PROBLEM:
Only the pictures stay out; every record is to be quoted exactly.

(Figure collection entries)
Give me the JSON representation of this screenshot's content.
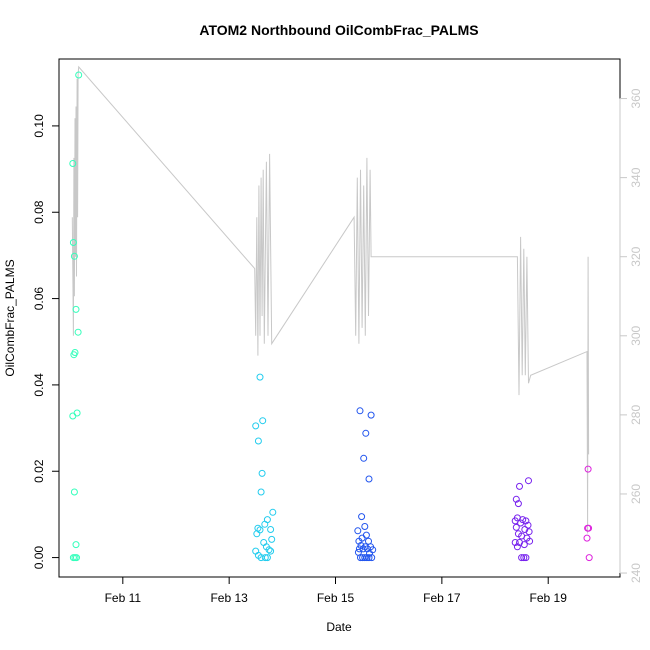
{
  "chart_data": {
    "type": "scatter",
    "title": "ATOM2 Northbound OilCombFrac_PALMS",
    "xlabel": "Date",
    "ylabel": "OilCombFrac_PALMS",
    "x_ticks": [
      "Feb 11",
      "Feb 13",
      "Feb 15",
      "Feb 17",
      "Feb 19"
    ],
    "x_tick_days": [
      11,
      13,
      15,
      17,
      19
    ],
    "xlim": [
      9.8,
      20.35
    ],
    "y_ticks": [
      "0.00",
      "0.02",
      "0.04",
      "0.06",
      "0.08",
      "0.10"
    ],
    "y_tick_values": [
      0,
      0.02,
      0.04,
      0.06,
      0.08,
      0.1
    ],
    "ylim": [
      -0.0045,
      0.1155
    ],
    "y2_ticks": [
      "240",
      "260",
      "280",
      "300",
      "320",
      "340",
      "360"
    ],
    "y2_tick_values": [
      240,
      260,
      280,
      300,
      320,
      340,
      360
    ],
    "y2lim": [
      239,
      370
    ],
    "colors": {
      "frame": "#000000",
      "right_axis": "#c8c8c8",
      "altitude_line": "#c8c8c8"
    },
    "series": [
      {
        "color": "#33ffbb",
        "points": [
          [
            10.06,
            0.0913
          ],
          [
            10.07,
            0.073
          ],
          [
            10.08,
            0.047
          ],
          [
            10.09,
            0.0698
          ],
          [
            10.1,
            0.0475
          ],
          [
            10.12,
            0.0575
          ],
          [
            10.16,
            0.0522
          ],
          [
            10.17,
            0.1118
          ],
          [
            10.14,
            0.0335
          ],
          [
            10.06,
            0.0328
          ],
          [
            10.09,
            0.0152
          ],
          [
            10.12,
            0.003
          ],
          [
            10.07,
            0.0
          ],
          [
            10.1,
            0.0
          ],
          [
            10.13,
            0.0
          ]
        ]
      },
      {
        "color": "#22ccee",
        "points": [
          [
            13.5,
            0.0305
          ],
          [
            13.58,
            0.0418
          ],
          [
            13.55,
            0.027
          ],
          [
            13.63,
            0.0317
          ],
          [
            13.62,
            0.0195
          ],
          [
            13.6,
            0.0152
          ],
          [
            13.82,
            0.0105
          ],
          [
            13.72,
            0.0088
          ],
          [
            13.67,
            0.0077
          ],
          [
            13.78,
            0.0065
          ],
          [
            13.54,
            0.0068
          ],
          [
            13.58,
            0.0064
          ],
          [
            13.52,
            0.0055
          ],
          [
            13.8,
            0.0042
          ],
          [
            13.65,
            0.0035
          ],
          [
            13.7,
            0.0025
          ],
          [
            13.75,
            0.0018
          ],
          [
            13.5,
            0.0015
          ],
          [
            13.78,
            0.0015
          ],
          [
            13.55,
            0.0005
          ],
          [
            13.6,
            0.0
          ],
          [
            13.68,
            0.0
          ],
          [
            13.72,
            0.0
          ]
        ]
      },
      {
        "color": "#2255ee",
        "points": [
          [
            15.46,
            0.034
          ],
          [
            15.57,
            0.0288
          ],
          [
            15.67,
            0.033
          ],
          [
            15.53,
            0.023
          ],
          [
            15.63,
            0.0182
          ],
          [
            15.49,
            0.0095
          ],
          [
            15.55,
            0.0072
          ],
          [
            15.42,
            0.0062
          ],
          [
            15.58,
            0.0052
          ],
          [
            15.5,
            0.0045
          ],
          [
            15.44,
            0.0038
          ],
          [
            15.62,
            0.0038
          ],
          [
            15.48,
            0.0028
          ],
          [
            15.56,
            0.0025
          ],
          [
            15.66,
            0.0025
          ],
          [
            15.45,
            0.002
          ],
          [
            15.52,
            0.002
          ],
          [
            15.6,
            0.002
          ],
          [
            15.7,
            0.0018
          ],
          [
            15.43,
            0.0012
          ],
          [
            15.64,
            0.001
          ],
          [
            15.47,
            0.0
          ],
          [
            15.51,
            0.0
          ],
          [
            15.55,
            0.0
          ],
          [
            15.59,
            0.0
          ],
          [
            15.63,
            0.0
          ],
          [
            15.68,
            0.0
          ]
        ]
      },
      {
        "color": "#7722ee",
        "points": [
          [
            18.4,
            0.0135
          ],
          [
            18.44,
            0.0125
          ],
          [
            18.46,
            0.0165
          ],
          [
            18.63,
            0.0178
          ],
          [
            18.38,
            0.0085
          ],
          [
            18.42,
            0.0092
          ],
          [
            18.48,
            0.008
          ],
          [
            18.52,
            0.0088
          ],
          [
            18.58,
            0.0085
          ],
          [
            18.62,
            0.0075
          ],
          [
            18.4,
            0.007
          ],
          [
            18.56,
            0.0065
          ],
          [
            18.64,
            0.006
          ],
          [
            18.44,
            0.0055
          ],
          [
            18.5,
            0.005
          ],
          [
            18.6,
            0.0045
          ],
          [
            18.38,
            0.0035
          ],
          [
            18.46,
            0.0035
          ],
          [
            18.55,
            0.003
          ],
          [
            18.65,
            0.0038
          ],
          [
            18.42,
            0.0025
          ],
          [
            18.5,
            0.0
          ],
          [
            18.54,
            0.0
          ],
          [
            18.58,
            0.0
          ]
        ]
      },
      {
        "color": "#dd22dd",
        "points": [
          [
            19.75,
            0.0205
          ],
          [
            19.74,
            0.0068
          ],
          [
            19.76,
            0.0068
          ],
          [
            19.73,
            0.0045
          ],
          [
            19.77,
            0.0
          ]
        ]
      }
    ],
    "altitude": [
      [
        10.05,
        330
      ],
      [
        10.07,
        300
      ],
      [
        10.08,
        345
      ],
      [
        10.09,
        310
      ],
      [
        10.1,
        355
      ],
      [
        10.11,
        320
      ],
      [
        10.12,
        358
      ],
      [
        10.13,
        315
      ],
      [
        10.14,
        365
      ],
      [
        10.15,
        330
      ],
      [
        10.16,
        366
      ],
      [
        10.17,
        368
      ],
      [
        13.48,
        317
      ],
      [
        13.5,
        300
      ],
      [
        13.52,
        330
      ],
      [
        13.54,
        295
      ],
      [
        13.56,
        338
      ],
      [
        13.58,
        300
      ],
      [
        13.6,
        340
      ],
      [
        13.62,
        305
      ],
      [
        13.64,
        342
      ],
      [
        13.66,
        298
      ],
      [
        13.7,
        344
      ],
      [
        13.73,
        300
      ],
      [
        13.76,
        346
      ],
      [
        13.8,
        298
      ],
      [
        15.35,
        330
      ],
      [
        15.38,
        300
      ],
      [
        15.41,
        340
      ],
      [
        15.44,
        298
      ],
      [
        15.47,
        342
      ],
      [
        15.5,
        302
      ],
      [
        15.53,
        338
      ],
      [
        15.56,
        300
      ],
      [
        15.59,
        345
      ],
      [
        15.62,
        305
      ],
      [
        15.65,
        342
      ],
      [
        15.67,
        320
      ],
      [
        18.42,
        320
      ],
      [
        18.45,
        285
      ],
      [
        18.48,
        325
      ],
      [
        18.51,
        290
      ],
      [
        18.54,
        322
      ],
      [
        18.57,
        290
      ],
      [
        18.6,
        320
      ],
      [
        18.63,
        288
      ],
      [
        18.67,
        290
      ],
      [
        19.73,
        296
      ],
      [
        19.74,
        250
      ],
      [
        19.75,
        320
      ],
      [
        19.76,
        270
      ]
    ]
  }
}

SOLVED PROBLEM:
Give me the JSON representation of this screenshot's content.
{
  "chart_data": {
    "type": "scatter",
    "title": "ATOM2 Northbound OilCombFrac_PALMS",
    "xlabel": "Date",
    "ylabel": "OilCombFrac_PALMS",
    "x_ticks": [
      "Feb 11",
      "Feb 13",
      "Feb 15",
      "Feb 17",
      "Feb 19"
    ],
    "x_tick_days": [
      11,
      13,
      15,
      17,
      19
    ],
    "xlim": [
      9.8,
      20.35
    ],
    "y_ticks": [
      "0.00",
      "0.02",
      "0.04",
      "0.06",
      "0.08",
      "0.10"
    ],
    "y_tick_values": [
      0,
      0.02,
      0.04,
      0.06,
      0.08,
      0.1
    ],
    "ylim": [
      -0.0045,
      0.1155
    ],
    "y2_ticks": [
      "240",
      "260",
      "280",
      "300",
      "320",
      "340",
      "360"
    ],
    "y2_tick_values": [
      240,
      260,
      280,
      300,
      320,
      340,
      360
    ],
    "y2lim": [
      239,
      370
    ],
    "colors": {
      "frame": "#000000",
      "right_axis": "#c8c8c8",
      "altitude_line": "#c8c8c8"
    },
    "series": [
      {
        "color": "#33ffbb",
        "points": [
          [
            10.06,
            0.0913
          ],
          [
            10.07,
            0.073
          ],
          [
            10.08,
            0.047
          ],
          [
            10.09,
            0.0698
          ],
          [
            10.1,
            0.0475
          ],
          [
            10.12,
            0.0575
          ],
          [
            10.16,
            0.0522
          ],
          [
            10.17,
            0.1118
          ],
          [
            10.14,
            0.0335
          ],
          [
            10.06,
            0.0328
          ],
          [
            10.09,
            0.0152
          ],
          [
            10.12,
            0.003
          ],
          [
            10.07,
            0.0
          ],
          [
            10.1,
            0.0
          ],
          [
            10.13,
            0.0
          ]
        ]
      },
      {
        "color": "#22ccee",
        "points": [
          [
            13.5,
            0.0305
          ],
          [
            13.58,
            0.0418
          ],
          [
            13.55,
            0.027
          ],
          [
            13.63,
            0.0317
          ],
          [
            13.62,
            0.0195
          ],
          [
            13.6,
            0.0152
          ],
          [
            13.82,
            0.0105
          ],
          [
            13.72,
            0.0088
          ],
          [
            13.67,
            0.0077
          ],
          [
            13.78,
            0.0065
          ],
          [
            13.54,
            0.0068
          ],
          [
            13.58,
            0.0064
          ],
          [
            13.52,
            0.0055
          ],
          [
            13.8,
            0.0042
          ],
          [
            13.65,
            0.0035
          ],
          [
            13.7,
            0.0025
          ],
          [
            13.75,
            0.0018
          ],
          [
            13.5,
            0.0015
          ],
          [
            13.78,
            0.0015
          ],
          [
            13.55,
            0.0005
          ],
          [
            13.6,
            0.0
          ],
          [
            13.68,
            0.0
          ],
          [
            13.72,
            0.0
          ]
        ]
      },
      {
        "color": "#2255ee",
        "points": [
          [
            15.46,
            0.034
          ],
          [
            15.57,
            0.0288
          ],
          [
            15.67,
            0.033
          ],
          [
            15.53,
            0.023
          ],
          [
            15.63,
            0.0182
          ],
          [
            15.49,
            0.0095
          ],
          [
            15.55,
            0.0072
          ],
          [
            15.42,
            0.0062
          ],
          [
            15.58,
            0.0052
          ],
          [
            15.5,
            0.0045
          ],
          [
            15.44,
            0.0038
          ],
          [
            15.62,
            0.0038
          ],
          [
            15.48,
            0.0028
          ],
          [
            15.56,
            0.0025
          ],
          [
            15.66,
            0.0025
          ],
          [
            15.45,
            0.002
          ],
          [
            15.52,
            0.002
          ],
          [
            15.6,
            0.002
          ],
          [
            15.7,
            0.0018
          ],
          [
            15.43,
            0.0012
          ],
          [
            15.64,
            0.001
          ],
          [
            15.47,
            0.0
          ],
          [
            15.51,
            0.0
          ],
          [
            15.55,
            0.0
          ],
          [
            15.59,
            0.0
          ],
          [
            15.63,
            0.0
          ],
          [
            15.68,
            0.0
          ]
        ]
      },
      {
        "color": "#7722ee",
        "points": [
          [
            18.4,
            0.0135
          ],
          [
            18.44,
            0.0125
          ],
          [
            18.46,
            0.0165
          ],
          [
            18.63,
            0.0178
          ],
          [
            18.38,
            0.0085
          ],
          [
            18.42,
            0.0092
          ],
          [
            18.48,
            0.008
          ],
          [
            18.52,
            0.0088
          ],
          [
            18.58,
            0.0085
          ],
          [
            18.62,
            0.0075
          ],
          [
            18.4,
            0.007
          ],
          [
            18.56,
            0.0065
          ],
          [
            18.64,
            0.006
          ],
          [
            18.44,
            0.0055
          ],
          [
            18.5,
            0.005
          ],
          [
            18.6,
            0.0045
          ],
          [
            18.38,
            0.0035
          ],
          [
            18.46,
            0.0035
          ],
          [
            18.55,
            0.003
          ],
          [
            18.65,
            0.0038
          ],
          [
            18.42,
            0.0025
          ],
          [
            18.5,
            0.0
          ],
          [
            18.54,
            0.0
          ],
          [
            18.58,
            0.0
          ]
        ]
      },
      {
        "color": "#dd22dd",
        "points": [
          [
            19.75,
            0.0205
          ],
          [
            19.74,
            0.0068
          ],
          [
            19.76,
            0.0068
          ],
          [
            19.73,
            0.0045
          ],
          [
            19.77,
            0.0
          ]
        ]
      }
    ],
    "altitude": [
      [
        10.05,
        330
      ],
      [
        10.07,
        300
      ],
      [
        10.08,
        345
      ],
      [
        10.09,
        310
      ],
      [
        10.1,
        355
      ],
      [
        10.11,
        320
      ],
      [
        10.12,
        358
      ],
      [
        10.13,
        315
      ],
      [
        10.14,
        365
      ],
      [
        10.15,
        330
      ],
      [
        10.16,
        366
      ],
      [
        10.17,
        368
      ],
      [
        13.48,
        317
      ],
      [
        13.5,
        300
      ],
      [
        13.52,
        330
      ],
      [
        13.54,
        295
      ],
      [
        13.56,
        338
      ],
      [
        13.58,
        300
      ],
      [
        13.6,
        340
      ],
      [
        13.62,
        305
      ],
      [
        13.64,
        342
      ],
      [
        13.66,
        298
      ],
      [
        13.7,
        344
      ],
      [
        13.73,
        300
      ],
      [
        13.76,
        346
      ],
      [
        13.8,
        298
      ],
      [
        15.35,
        330
      ],
      [
        15.38,
        300
      ],
      [
        15.41,
        340
      ],
      [
        15.44,
        298
      ],
      [
        15.47,
        342
      ],
      [
        15.5,
        302
      ],
      [
        15.53,
        338
      ],
      [
        15.56,
        300
      ],
      [
        15.59,
        345
      ],
      [
        15.62,
        305
      ],
      [
        15.65,
        342
      ],
      [
        15.67,
        320
      ],
      [
        18.42,
        320
      ],
      [
        18.45,
        285
      ],
      [
        18.48,
        325
      ],
      [
        18.51,
        290
      ],
      [
        18.54,
        322
      ],
      [
        18.57,
        290
      ],
      [
        18.6,
        320
      ],
      [
        18.63,
        288
      ],
      [
        18.67,
        290
      ],
      [
        19.73,
        296
      ],
      [
        19.74,
        250
      ],
      [
        19.75,
        320
      ],
      [
        19.76,
        270
      ]
    ]
  }
}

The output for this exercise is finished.